__Written request__
Turn the items, from their first line through the line that contains "- bull-candle: [264, 576, 270, 601]" (that line included), into a numbered list, leaving out any blank lines.

__Entries supplied__
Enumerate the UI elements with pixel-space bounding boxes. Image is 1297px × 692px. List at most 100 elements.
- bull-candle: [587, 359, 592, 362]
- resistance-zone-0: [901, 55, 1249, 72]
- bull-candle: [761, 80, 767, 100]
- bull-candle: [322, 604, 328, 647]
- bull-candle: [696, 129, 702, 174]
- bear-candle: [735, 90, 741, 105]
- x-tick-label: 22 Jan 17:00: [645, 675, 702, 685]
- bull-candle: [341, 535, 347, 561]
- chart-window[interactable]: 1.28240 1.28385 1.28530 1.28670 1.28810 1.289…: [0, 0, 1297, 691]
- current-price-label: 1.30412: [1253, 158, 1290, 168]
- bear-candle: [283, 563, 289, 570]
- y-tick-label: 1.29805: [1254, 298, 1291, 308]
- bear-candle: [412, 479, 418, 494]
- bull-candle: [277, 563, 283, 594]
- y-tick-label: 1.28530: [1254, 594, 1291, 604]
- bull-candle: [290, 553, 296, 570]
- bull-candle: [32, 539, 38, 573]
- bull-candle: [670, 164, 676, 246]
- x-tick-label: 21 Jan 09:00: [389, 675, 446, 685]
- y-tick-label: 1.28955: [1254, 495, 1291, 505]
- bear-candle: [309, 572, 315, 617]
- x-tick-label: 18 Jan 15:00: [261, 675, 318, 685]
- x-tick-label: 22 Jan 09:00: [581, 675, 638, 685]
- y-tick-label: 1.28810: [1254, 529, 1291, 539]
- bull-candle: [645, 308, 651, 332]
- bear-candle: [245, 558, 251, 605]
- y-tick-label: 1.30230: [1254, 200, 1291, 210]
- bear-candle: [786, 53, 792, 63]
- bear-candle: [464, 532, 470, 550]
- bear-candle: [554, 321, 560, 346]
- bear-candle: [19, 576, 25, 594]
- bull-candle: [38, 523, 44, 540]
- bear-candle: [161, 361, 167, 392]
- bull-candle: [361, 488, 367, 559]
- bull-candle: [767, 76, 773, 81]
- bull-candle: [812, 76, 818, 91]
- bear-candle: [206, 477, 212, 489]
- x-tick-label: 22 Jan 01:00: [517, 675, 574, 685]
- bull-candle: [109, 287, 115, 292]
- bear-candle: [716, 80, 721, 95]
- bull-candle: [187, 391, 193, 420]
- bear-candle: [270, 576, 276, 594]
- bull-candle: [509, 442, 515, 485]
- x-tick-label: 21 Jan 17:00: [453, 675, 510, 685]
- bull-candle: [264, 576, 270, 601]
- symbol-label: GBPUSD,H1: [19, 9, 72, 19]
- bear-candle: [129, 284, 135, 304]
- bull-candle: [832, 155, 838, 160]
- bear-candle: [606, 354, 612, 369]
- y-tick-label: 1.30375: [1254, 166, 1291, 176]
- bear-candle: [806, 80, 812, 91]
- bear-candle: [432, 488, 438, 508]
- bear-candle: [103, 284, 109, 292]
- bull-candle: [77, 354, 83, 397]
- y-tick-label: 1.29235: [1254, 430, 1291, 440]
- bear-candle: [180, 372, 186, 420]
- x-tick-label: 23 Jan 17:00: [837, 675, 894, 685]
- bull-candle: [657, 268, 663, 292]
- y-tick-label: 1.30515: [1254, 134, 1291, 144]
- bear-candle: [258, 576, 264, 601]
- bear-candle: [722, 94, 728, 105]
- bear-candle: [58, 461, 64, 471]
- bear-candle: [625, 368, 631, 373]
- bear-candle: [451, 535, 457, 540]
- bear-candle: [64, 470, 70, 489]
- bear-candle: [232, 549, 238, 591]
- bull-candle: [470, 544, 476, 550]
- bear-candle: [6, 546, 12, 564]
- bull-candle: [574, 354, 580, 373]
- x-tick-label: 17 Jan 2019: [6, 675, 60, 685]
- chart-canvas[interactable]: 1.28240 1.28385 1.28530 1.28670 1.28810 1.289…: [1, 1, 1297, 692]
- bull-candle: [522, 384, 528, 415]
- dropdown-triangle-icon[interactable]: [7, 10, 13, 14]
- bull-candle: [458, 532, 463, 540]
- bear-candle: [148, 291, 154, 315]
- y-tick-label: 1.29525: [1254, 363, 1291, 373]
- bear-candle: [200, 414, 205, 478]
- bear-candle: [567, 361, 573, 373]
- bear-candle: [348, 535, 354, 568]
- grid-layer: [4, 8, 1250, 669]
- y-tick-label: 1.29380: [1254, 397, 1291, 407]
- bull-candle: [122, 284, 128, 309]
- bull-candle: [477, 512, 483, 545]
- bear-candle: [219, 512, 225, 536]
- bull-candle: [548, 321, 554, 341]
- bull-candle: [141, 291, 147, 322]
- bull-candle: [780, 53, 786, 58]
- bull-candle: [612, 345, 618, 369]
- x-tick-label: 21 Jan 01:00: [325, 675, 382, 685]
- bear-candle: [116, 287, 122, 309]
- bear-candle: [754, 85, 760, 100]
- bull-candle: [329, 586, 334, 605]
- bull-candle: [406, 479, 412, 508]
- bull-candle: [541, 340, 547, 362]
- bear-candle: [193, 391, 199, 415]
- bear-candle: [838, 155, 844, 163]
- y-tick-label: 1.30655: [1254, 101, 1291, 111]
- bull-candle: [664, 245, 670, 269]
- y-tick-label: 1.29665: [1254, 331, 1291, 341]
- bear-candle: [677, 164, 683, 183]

__Result__
1. Enumerate the UI elements with pixel-space bounding boxes. Image is 1297px × 692px. List at most 100 elements.
2. - bull-candle: [587, 359, 592, 362]
3. - resistance-zone-0: [901, 55, 1249, 72]
4. - bull-candle: [761, 80, 767, 100]
5. - bull-candle: [322, 604, 328, 647]
6. - bull-candle: [696, 129, 702, 174]
7. - bear-candle: [735, 90, 741, 105]
8. - x-tick-label: 22 Jan 17:00: [645, 675, 702, 685]
9. - bull-candle: [341, 535, 347, 561]
10. - chart-window[interactable]: 1.28240 1.28385 1.28530 1.28670 1.28810 1.289…: [0, 0, 1297, 691]
11. - current-price-label: 1.30412: [1253, 158, 1290, 168]
12. - bear-candle: [283, 563, 289, 570]
13. - y-tick-label: 1.29805: [1254, 298, 1291, 308]
14. - bear-candle: [412, 479, 418, 494]
15. - bull-candle: [277, 563, 283, 594]
16. - y-tick-label: 1.28530: [1254, 594, 1291, 604]
17. - bull-candle: [290, 553, 296, 570]
18. - bull-candle: [32, 539, 38, 573]
19. - bull-candle: [670, 164, 676, 246]
20. - x-tick-label: 21 Jan 09:00: [389, 675, 446, 685]
21. - y-tick-label: 1.28955: [1254, 495, 1291, 505]
22. - bear-candle: [309, 572, 315, 617]
23. - x-tick-label: 18 Jan 15:00: [261, 675, 318, 685]
24. - x-tick-label: 22 Jan 09:00: [581, 675, 638, 685]
25. - y-tick-label: 1.28810: [1254, 529, 1291, 539]
26. - bull-candle: [645, 308, 651, 332]
27. - bear-candle: [245, 558, 251, 605]
28. - y-tick-label: 1.30230: [1254, 200, 1291, 210]
29. - bear-candle: [786, 53, 792, 63]
30. - bear-candle: [464, 532, 470, 550]
31. - bear-candle: [554, 321, 560, 346]
32. - bear-candle: [19, 576, 25, 594]
33. - bull-candle: [38, 523, 44, 540]
34. - bear-candle: [161, 361, 167, 392]
35. - bull-candle: [361, 488, 367, 559]
36. - bull-candle: [767, 76, 773, 81]
37. - bull-candle: [812, 76, 818, 91]
38. - bear-candle: [206, 477, 212, 489]
39. - x-tick-label: 22 Jan 01:00: [517, 675, 574, 685]
40. - bull-candle: [109, 287, 115, 292]
41. - bear-candle: [716, 80, 721, 95]
42. - bull-candle: [187, 391, 193, 420]
43. - bear-candle: [270, 576, 276, 594]
44. - bull-candle: [509, 442, 515, 485]
45. - x-tick-label: 21 Jan 17:00: [453, 675, 510, 685]
46. - bull-candle: [264, 576, 270, 601]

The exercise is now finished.